=== AVAILABLE DATA ===
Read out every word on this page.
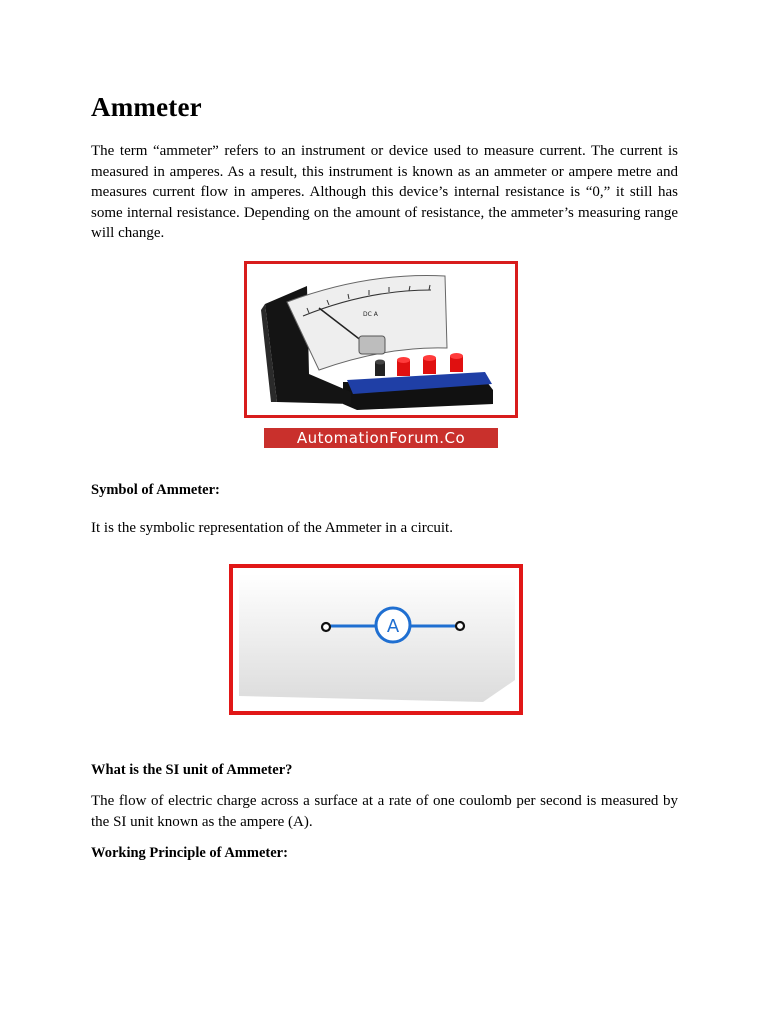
Ammeter

The term “ammeter” refers to an instrument or device used to measure current. The current is measured in amperes. As a result, this instrument is known as an ammeter or ampere metre and measures current flow in amperes. Although this device’s internal resistance is “0,” it still has some internal resistance. Depending on the amount of resistance, the ammeter’s measuring range will change.

DC A
AutomationForum.Co

Symbol of Ammeter:

It is the symbolic representation of the Ammeter in a circuit.

A

What is the SI unit of Ammeter?

The flow of electric charge across a surface at a rate of one coulomb per second is measured by the SI unit known as the ampere (A).

Working Principle of Ammeter:
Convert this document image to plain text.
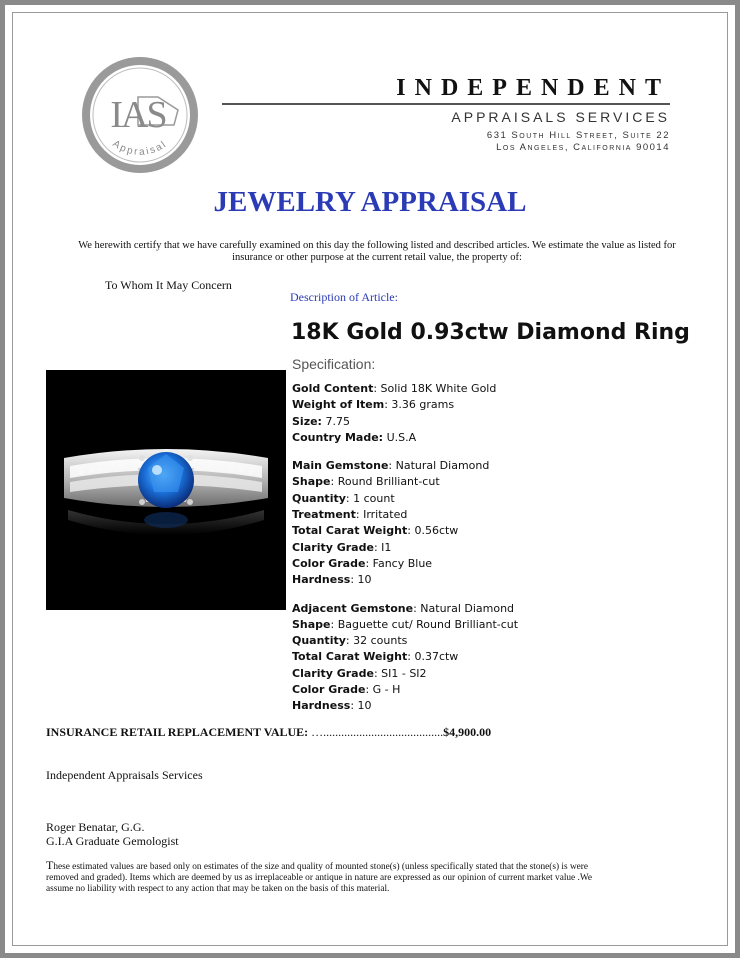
IAS
Appraisal
INDEPENDENT
APPRAISALS SERVICES
631 South Hill Street, Suite 22
Los Angeles, California 90014
JEWELRY APPRAISAL
We herewith certify that we have carefully examined on this day the following listed and described articles. We estimate the value as listed for insurance or other purpose at the current retail value, the property of:
To Whom It May Concern
Description of Article:
18K Gold 0.93ctw Diamond Ring
Specification:
Gold Content: Solid 18K White Gold
Weight of Item: 3.36 grams
Size: 7.75
Country Made: U.S.A
Main Gemstone: Natural Diamond
Shape: Round Brilliant-cut
Quantity: 1 count
Treatment: Irritated
Total Carat Weight: 0.56ctw
Clarity Grade: I1
Color Grade: Fancy Blue
Hardness: 10
Adjacent Gemstone: Natural Diamond
Shape: Baguette cut/ Round Brilliant-cut
Quantity: 32 counts
Total Carat Weight: 0.37ctw
Clarity Grade: SI1 - SI2
Color Grade: G - H
Hardness: 10
INSURANCE RETAIL REPLACEMENT VALUE: …........................................$4,900.00
Independent Appraisals Services
Roger Benatar, G.G.
G.I.A Graduate Gemologist
These estimated values are based only on estimates of the size and quality of mounted stone(s) (unless specifically stated that the stone(s) is were removed and graded). Items which are deemed by us as irreplaceable or antique in nature are expressed as our opinion of current market value .We assume no liability with respect to any action that may be taken on the basis of this material.
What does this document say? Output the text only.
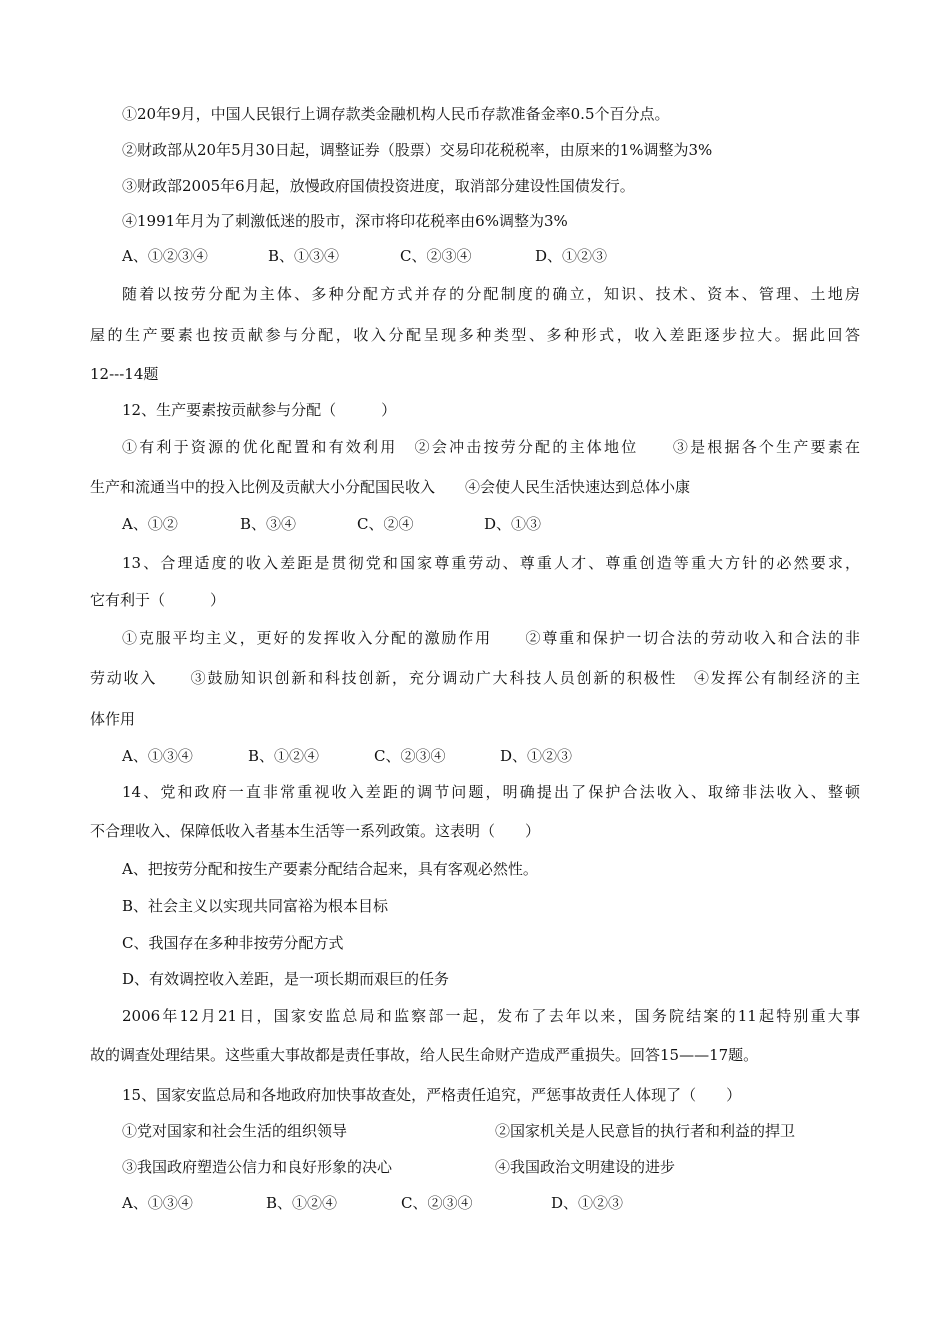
①20年9月，中国人民银行上调存款类金融机构人民币存款准备金率0.5个百分点。
②财政部从20年5月30日起，调整证券（股票）交易印花税税率，由原来的1%调整为3%
③财政部2005年6月起，放慢政府国债投资进度，取消部分建设性国债发行。
④1991年月为了刺激低迷的股市，深市将印花税率由6%调整为3%
A、①②③④	B、①③④	C、②③④	D、①②③
随着以按劳分配为主体、多种分配方式并存的分配制度的确立，知识、技术、资本、管理、土地房
屋的生产要素也按贡献参与分配，收入分配呈现多种类型、多种形式，收入差距逐步拉大。据此回答
12---14题
12、生产要素按贡献参与分配（　　　）
①有利于资源的优化配置和有效利用　②会冲击按劳分配的主体地位　　③是根据各个生产要素在
生产和流通当中的投入比例及贡献大小分配国民收入　　④会使人民生活快速达到总体小康
A、①②	B、③④	C、②④	D、①③
13、合理适度的收入差距是贯彻党和国家尊重劳动、尊重人才、尊重创造等重大方针的必然要求，
它有利于（　　　）
①克服平均主义，更好的发挥收入分配的激励作用　　②尊重和保护一切合法的劳动收入和合法的非
劳动收入　　③鼓励知识创新和科技创新，充分调动广大科技人员创新的积极性　④发挥公有制经济的主
体作用
A、①③④	B、①②④	C、②③④	D、①②③
14、党和政府一直非常重视收入差距的调节问题，明确提出了保护合法收入、取缔非法收入、整顿
不合理收入、保障低收入者基本生活等一系列政策。这表明（　　）
A、把按劳分配和按生产要素分配结合起来，具有客观必然性。
B、社会主义以实现共同富裕为根本目标
C、我国存在多种非按劳分配方式
D、有效调控收入差距，是一项长期而艰巨的任务
2006年12月21日，国家安监总局和监察部一起，发布了去年以来，国务院结案的11起特别重大事
故的调查处理结果。这些重大事故都是责任事故，给人民生命财产造成严重损失。回答15——17题。
15、国家安监总局和各地政府加快事故查处，严格责任追究，严惩事故责任人体现了（　　）
①党对国家和社会生活的组织领导	②国家机关是人民意旨的执行者和利益的捍卫
③我国政府塑造公信力和良好形象的决心	④我国政治文明建设的进步
A、①③④	B、①②④	C、②③④	D、①②③
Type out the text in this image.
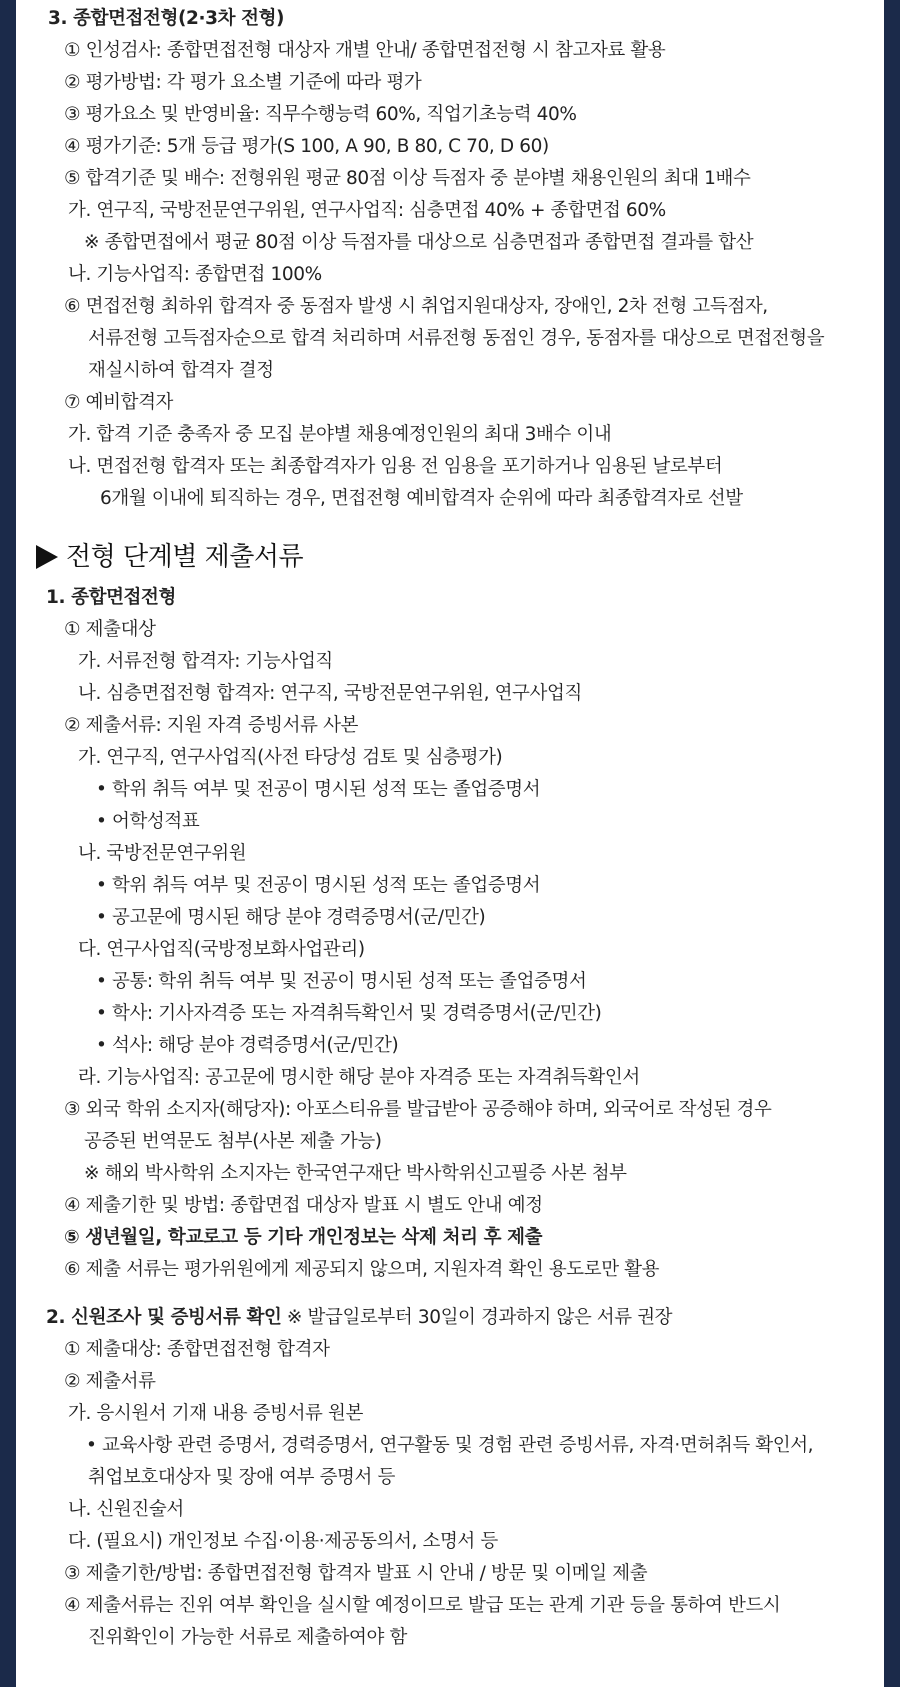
3. 종합면접전형(2·3차 전형)
① 인성검사: 종합면접전형 대상자 개별 안내/ 종합면접전형 시 참고자료 활용
② 평가방법: 각 평가 요소별 기준에 따라 평가
③ 평가요소 및 반영비율: 직무수행능력 60%, 직업기초능력 40%
④ 평가기준: 5개 등급 평가(S 100, A 90, B 80, C 70, D 60)
⑤ 합격기준 및 배수: 전형위원 평균 80점 이상 득점자 중 분야별 채용인원의 최대 1배수
가. 연구직, 국방전문연구위원, 연구사업직: 심층면접 40% + 종합면접 60%
※ 종합면접에서 평균 80점 이상 득점자를 대상으로 심층면접과 종합면접 결과를 합산
나. 기능사업직: 종합면접 100%
⑥ 면접전형 최하위 합격자 중 동점자 발생 시 취업지원대상자, 장애인, 2차 전형 고득점자,
서류전형 고득점자순으로 합격 처리하며 서류전형 동점인 경우, 동점자를 대상으로 면접전형을
재실시하여 합격자 결정
⑦ 예비합격자
가. 합격 기준 충족자 중 모집 분야별 채용예정인원의 최대 3배수 이내
나. 면접전형 합격자 또는 최종합격자가 임용 전 임용을 포기하거나 임용된 날로부터
6개월 이내에 퇴직하는 경우, 면접전형 예비합격자 순위에 따라 최종합격자로 선발
전형 단계별 제출서류
1. 종합면접전형
① 제출대상
가. 서류전형 합격자: 기능사업직
나. 심층면접전형 합격자: 연구직, 국방전문연구위원, 연구사업직
② 제출서류: 지원 자격 증빙서류 사본
가. 연구직, 연구사업직(사전 타당성 검토 및 심층평가)
• 학위 취득 여부 및 전공이 명시된 성적 또는 졸업증명서
• 어학성적표
나. 국방전문연구위원
• 학위 취득 여부 및 전공이 명시된 성적 또는 졸업증명서
• 공고문에 명시된 해당 분야 경력증명서(군/민간)
다. 연구사업직(국방정보화사업관리)
• 공통: 학위 취득 여부 및 전공이 명시된 성적 또는 졸업증명서
• 학사: 기사자격증 또는 자격취득확인서 및 경력증명서(군/민간)
• 석사: 해당 분야 경력증명서(군/민간)
라. 기능사업직: 공고문에 명시한 해당 분야 자격증 또는 자격취득확인서
③ 외국 학위 소지자(해당자): 아포스티유를 발급받아 공증해야 하며, 외국어로 작성된 경우
공증된 번역문도 첨부(사본 제출 가능)
※ 해외 박사학위 소지자는 한국연구재단 박사학위신고필증 사본 첨부
④ 제출기한 및 방법: 종합면접 대상자 발표 시 별도 안내 예정
⑤ 생년월일, 학교로고 등 기타 개인정보는 삭제 처리 후 제출
⑥ 제출 서류는 평가위원에게 제공되지 않으며, 지원자격 확인 용도로만 활용
2. 신원조사 및 증빙서류 확인 ※ 발급일로부터 30일이 경과하지 않은 서류 권장
① 제출대상: 종합면접전형 합격자
② 제출서류
가. 응시원서 기재 내용 증빙서류 원본
• 교육사항 관련 증명서, 경력증명서, 연구활동 및 경험 관련 증빙서류, 자격·면허취득 확인서,
취업보호대상자 및 장애 여부 증명서 등
나. 신원진술서
다. (필요시) 개인정보 수집·이용·제공동의서, 소명서 등
③ 제출기한/방법: 종합면접전형 합격자 발표 시 안내 / 방문 및 이메일 제출
④ 제출서류는 진위 여부 확인을 실시할 예정이므로 발급 또는 관계 기관 등을 통하여 반드시
진위확인이 가능한 서류로 제출하여야 함
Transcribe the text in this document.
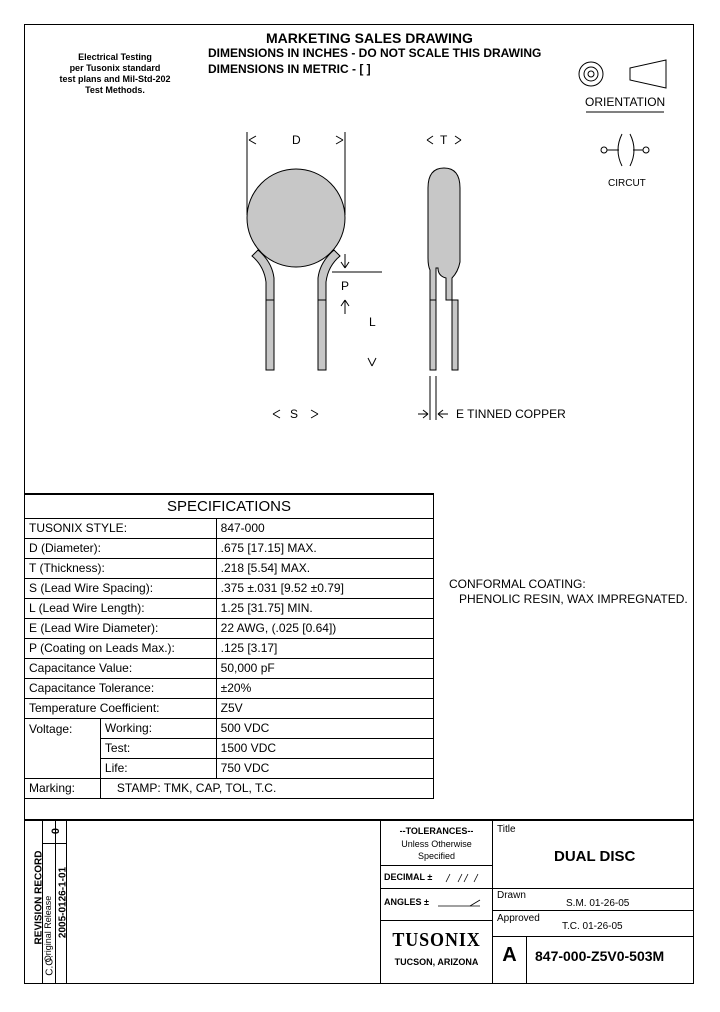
MARKETING SALES DRAWING
DIMENSIONS IN INCHES - DO NOT SCALE THIS DRAWING
DIMENSIONS IN METRIC - [ ]
Electrical Testing
per Tusonix standard
test plans and Mil-Std-202
Test Methods.
D	T
P
L
S	E TINNED COPPER
ORIENTATION
CIRCUT
CONFORMAL COATING:
PHENOLIC RESIN, WAX IMPREGNATED.
SPECIFICATIONS		
TUSONIX STYLE:		847-000
D (Diameter):		.675 [17.15] MAX.
T (Thickness):		.218 [5.54] MAX.
S (Lead Wire Spacing):		.375 ±.031 [9.52 ±0.79]
L (Lead Wire Length):		1.25 [31.75] MIN.
E (Lead Wire Diameter):		22 AWG, (.025 [0.64])
P (Coating on Leads Max.):		.125 [3.17]
Capacitance Value:		50,000 pF
Capacitance Tolerance:		±20%
Temperature Coefficient:		Z5V
Voltage:	Working:	500 VDC
	Test:	1500 VDC
	Life:	750 VDC
Marking:	STAMP: TMK, CAP, TOL, T.C.	
REVISION RECORD
Original Release
C.O.
2005-0126-1-01
0	--TOLERANCES--
Unless Otherwise
Specified
DECIMAL ±
ANGLES ±
TUSONIX
TUCSON, ARIZONA
Title
DUAL DISC
Drawn
S.M. 01-26-05
Approved
T.C. 01-26-05
A	847-000-Z5V0-503M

=== GOAL ===
Find the word "What" in the data and copy out each line where it turns up.

=== THE RESULT ===
What is the SI unit of Ammeter?
What does this document say? Output the text only.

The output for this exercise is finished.